TASK DIRECTIONS ->
Render the lines below as a JSON list of strings, one string per line and with blank lines omitted, from the first line of the rows up to and including the line containing "y-tick-label: 30% — [234, 515, 293, 548]".
# START OF LISTED ENTRIES
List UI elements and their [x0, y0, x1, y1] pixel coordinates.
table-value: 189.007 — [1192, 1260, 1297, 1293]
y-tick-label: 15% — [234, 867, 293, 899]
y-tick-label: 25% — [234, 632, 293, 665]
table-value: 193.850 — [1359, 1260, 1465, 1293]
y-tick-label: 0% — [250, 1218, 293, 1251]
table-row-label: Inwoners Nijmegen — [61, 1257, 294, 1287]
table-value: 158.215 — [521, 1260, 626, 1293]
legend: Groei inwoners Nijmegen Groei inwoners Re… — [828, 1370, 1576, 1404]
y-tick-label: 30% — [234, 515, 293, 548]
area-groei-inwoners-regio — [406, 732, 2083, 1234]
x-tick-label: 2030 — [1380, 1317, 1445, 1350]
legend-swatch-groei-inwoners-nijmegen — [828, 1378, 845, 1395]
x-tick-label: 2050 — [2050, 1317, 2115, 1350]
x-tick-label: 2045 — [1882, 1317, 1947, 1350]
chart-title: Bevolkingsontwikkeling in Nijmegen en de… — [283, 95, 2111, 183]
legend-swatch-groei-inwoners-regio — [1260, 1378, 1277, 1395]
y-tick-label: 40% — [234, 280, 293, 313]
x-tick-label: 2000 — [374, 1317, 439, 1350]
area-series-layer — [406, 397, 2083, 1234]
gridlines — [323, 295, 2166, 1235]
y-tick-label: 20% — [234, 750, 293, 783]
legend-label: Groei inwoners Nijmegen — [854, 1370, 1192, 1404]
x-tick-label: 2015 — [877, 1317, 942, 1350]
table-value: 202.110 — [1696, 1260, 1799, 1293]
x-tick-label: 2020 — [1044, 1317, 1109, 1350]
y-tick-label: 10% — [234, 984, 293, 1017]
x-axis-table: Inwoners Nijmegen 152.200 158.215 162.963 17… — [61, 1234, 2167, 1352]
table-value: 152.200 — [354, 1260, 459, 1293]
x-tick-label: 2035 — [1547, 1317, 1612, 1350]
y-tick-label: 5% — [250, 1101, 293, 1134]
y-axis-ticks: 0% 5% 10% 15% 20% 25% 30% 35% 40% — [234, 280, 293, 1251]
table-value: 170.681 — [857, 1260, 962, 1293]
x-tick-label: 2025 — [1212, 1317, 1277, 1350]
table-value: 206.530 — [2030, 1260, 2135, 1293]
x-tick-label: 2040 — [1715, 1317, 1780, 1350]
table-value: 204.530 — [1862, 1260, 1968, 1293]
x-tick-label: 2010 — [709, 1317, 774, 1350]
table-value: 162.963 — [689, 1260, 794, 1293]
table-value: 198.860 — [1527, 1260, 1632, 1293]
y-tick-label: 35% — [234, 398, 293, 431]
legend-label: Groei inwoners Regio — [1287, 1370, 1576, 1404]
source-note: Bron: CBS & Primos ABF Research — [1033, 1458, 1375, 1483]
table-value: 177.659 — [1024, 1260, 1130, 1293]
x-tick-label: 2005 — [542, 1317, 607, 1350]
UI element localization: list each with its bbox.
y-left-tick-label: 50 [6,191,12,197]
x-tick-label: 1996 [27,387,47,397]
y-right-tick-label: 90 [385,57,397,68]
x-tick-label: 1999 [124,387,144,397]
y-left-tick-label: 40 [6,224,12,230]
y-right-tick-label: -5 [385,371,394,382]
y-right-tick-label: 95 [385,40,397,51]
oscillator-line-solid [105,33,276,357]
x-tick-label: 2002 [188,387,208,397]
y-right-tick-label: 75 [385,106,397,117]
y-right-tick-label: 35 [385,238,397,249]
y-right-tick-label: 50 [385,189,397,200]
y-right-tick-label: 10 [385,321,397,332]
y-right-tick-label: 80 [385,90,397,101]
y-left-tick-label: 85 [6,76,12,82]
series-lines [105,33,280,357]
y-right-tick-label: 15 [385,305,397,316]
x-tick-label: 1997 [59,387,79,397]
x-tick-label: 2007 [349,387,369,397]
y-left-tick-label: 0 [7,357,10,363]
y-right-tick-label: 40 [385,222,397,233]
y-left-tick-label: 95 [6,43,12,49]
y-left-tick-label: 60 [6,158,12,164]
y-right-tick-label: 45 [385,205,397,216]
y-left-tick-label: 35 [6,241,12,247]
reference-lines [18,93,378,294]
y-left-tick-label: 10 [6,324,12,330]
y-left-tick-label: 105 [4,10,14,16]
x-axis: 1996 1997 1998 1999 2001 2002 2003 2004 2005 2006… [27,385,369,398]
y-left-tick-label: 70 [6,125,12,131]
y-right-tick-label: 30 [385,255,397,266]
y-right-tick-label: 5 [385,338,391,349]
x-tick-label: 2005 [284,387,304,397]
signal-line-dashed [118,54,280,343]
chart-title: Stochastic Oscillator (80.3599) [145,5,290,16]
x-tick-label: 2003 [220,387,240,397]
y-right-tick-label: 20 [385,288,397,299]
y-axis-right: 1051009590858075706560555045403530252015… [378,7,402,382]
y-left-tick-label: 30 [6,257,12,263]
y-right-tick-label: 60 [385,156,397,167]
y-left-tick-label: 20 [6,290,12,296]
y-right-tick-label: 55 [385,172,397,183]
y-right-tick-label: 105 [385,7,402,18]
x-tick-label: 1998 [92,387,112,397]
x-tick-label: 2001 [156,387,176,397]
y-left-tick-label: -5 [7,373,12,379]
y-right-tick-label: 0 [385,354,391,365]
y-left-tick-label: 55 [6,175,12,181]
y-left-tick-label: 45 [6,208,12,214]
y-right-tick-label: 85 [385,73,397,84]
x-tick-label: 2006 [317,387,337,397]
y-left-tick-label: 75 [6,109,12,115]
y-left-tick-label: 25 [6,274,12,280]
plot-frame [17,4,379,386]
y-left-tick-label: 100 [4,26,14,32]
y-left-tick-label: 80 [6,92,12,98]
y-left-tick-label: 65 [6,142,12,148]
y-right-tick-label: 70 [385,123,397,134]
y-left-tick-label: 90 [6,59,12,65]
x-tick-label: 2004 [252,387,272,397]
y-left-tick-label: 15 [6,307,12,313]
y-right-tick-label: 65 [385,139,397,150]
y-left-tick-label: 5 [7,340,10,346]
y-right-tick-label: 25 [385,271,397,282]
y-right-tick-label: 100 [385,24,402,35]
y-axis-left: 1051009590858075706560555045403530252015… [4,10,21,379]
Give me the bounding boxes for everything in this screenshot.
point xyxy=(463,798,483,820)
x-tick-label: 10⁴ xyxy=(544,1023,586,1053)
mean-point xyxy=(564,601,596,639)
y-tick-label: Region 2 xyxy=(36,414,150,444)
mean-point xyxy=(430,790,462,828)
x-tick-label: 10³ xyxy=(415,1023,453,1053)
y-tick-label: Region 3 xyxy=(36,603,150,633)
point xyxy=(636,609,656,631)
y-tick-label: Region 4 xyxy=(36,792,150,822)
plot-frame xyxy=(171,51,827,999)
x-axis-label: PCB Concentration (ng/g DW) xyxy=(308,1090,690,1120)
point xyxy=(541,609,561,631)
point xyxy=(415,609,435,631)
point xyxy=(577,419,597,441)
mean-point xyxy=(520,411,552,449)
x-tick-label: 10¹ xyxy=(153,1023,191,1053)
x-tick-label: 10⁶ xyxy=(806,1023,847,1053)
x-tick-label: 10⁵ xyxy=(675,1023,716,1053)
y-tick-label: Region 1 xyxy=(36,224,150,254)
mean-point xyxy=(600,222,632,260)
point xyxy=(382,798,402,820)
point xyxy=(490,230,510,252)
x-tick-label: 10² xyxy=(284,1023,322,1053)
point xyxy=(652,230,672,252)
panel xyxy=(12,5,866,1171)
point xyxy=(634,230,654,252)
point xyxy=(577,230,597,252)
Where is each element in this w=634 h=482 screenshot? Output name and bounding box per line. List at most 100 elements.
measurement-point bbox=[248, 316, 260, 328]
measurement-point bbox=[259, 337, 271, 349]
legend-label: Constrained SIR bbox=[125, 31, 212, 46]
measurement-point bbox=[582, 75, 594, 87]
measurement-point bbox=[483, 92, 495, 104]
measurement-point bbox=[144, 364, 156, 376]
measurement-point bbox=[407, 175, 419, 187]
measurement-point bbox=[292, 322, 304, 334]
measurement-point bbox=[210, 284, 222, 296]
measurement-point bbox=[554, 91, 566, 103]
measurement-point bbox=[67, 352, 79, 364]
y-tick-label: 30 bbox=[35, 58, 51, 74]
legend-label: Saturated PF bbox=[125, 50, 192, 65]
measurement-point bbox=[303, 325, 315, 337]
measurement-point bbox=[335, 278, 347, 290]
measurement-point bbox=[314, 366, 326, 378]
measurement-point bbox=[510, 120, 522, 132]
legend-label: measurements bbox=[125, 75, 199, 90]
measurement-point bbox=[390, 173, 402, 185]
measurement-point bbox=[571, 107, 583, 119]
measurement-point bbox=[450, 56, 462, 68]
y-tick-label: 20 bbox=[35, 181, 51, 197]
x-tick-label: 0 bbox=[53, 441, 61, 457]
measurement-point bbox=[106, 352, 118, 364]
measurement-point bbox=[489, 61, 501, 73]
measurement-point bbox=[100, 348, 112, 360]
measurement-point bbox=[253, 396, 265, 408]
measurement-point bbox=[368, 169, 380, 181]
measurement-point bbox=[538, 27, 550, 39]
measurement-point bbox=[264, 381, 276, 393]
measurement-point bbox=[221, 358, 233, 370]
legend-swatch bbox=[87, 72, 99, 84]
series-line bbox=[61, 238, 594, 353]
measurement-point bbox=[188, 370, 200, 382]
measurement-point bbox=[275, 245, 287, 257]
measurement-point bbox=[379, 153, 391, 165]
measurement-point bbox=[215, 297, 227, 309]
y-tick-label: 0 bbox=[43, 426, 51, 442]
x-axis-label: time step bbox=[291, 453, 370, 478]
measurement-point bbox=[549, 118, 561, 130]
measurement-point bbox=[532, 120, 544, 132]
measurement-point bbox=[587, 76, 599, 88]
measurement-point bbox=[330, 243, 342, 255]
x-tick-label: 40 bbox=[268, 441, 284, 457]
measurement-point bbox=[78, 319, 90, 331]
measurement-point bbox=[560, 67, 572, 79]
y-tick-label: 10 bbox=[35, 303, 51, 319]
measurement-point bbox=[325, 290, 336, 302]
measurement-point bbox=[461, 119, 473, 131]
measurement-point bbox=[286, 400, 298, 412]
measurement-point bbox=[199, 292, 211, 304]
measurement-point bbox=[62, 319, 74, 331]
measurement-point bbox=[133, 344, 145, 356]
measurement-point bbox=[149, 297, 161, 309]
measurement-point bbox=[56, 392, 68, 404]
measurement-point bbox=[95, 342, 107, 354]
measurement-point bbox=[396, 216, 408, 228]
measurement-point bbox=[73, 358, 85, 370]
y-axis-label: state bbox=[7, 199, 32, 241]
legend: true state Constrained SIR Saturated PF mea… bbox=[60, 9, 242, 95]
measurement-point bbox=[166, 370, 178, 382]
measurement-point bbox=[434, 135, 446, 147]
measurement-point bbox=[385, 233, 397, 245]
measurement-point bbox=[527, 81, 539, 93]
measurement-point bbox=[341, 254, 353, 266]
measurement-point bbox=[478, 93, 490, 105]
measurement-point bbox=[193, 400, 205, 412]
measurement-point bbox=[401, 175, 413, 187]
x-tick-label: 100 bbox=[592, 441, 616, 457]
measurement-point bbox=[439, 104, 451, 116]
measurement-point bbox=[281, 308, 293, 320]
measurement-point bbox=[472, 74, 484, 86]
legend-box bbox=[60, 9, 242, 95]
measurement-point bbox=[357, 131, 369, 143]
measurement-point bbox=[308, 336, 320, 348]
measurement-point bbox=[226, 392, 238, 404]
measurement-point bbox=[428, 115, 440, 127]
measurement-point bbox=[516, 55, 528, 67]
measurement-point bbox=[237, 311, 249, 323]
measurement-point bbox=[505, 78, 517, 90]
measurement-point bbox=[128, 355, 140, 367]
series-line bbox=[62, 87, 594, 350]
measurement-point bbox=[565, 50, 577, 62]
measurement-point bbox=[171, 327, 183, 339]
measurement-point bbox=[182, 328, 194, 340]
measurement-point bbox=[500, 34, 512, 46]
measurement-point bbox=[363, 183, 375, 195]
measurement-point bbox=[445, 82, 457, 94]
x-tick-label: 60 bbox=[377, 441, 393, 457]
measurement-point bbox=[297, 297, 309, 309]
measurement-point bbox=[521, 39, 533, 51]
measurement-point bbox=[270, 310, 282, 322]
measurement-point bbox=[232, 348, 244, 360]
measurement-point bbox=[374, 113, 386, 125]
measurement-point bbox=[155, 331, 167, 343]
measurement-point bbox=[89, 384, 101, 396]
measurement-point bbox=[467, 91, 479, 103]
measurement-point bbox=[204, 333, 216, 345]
# END OF LISTED ENTRIES
FINAL RESULT ->
[
  "List UI elements and their [x0, y0, x1, y1] pixel coordinates.",
  "table-value: 189.007 — [1192, 1260, 1297, 1293]",
  "y-tick-label: 15% — [234, 867, 293, 899]",
  "y-tick-label: 25% — [234, 632, 293, 665]",
  "table-value: 193.850 — [1359, 1260, 1465, 1293]",
  "y-tick-label: 0% — [250, 1218, 293, 1251]",
  "table-row-label: Inwoners Nijmegen — [61, 1257, 294, 1287]",
  "table-value: 158.215 — [521, 1260, 626, 1293]",
  "legend: Groei inwoners Nijmegen Groei inwoners Re… — [828, 1370, 1576, 1404]",
  "y-tick-label: 30% — [234, 515, 293, 548]"
]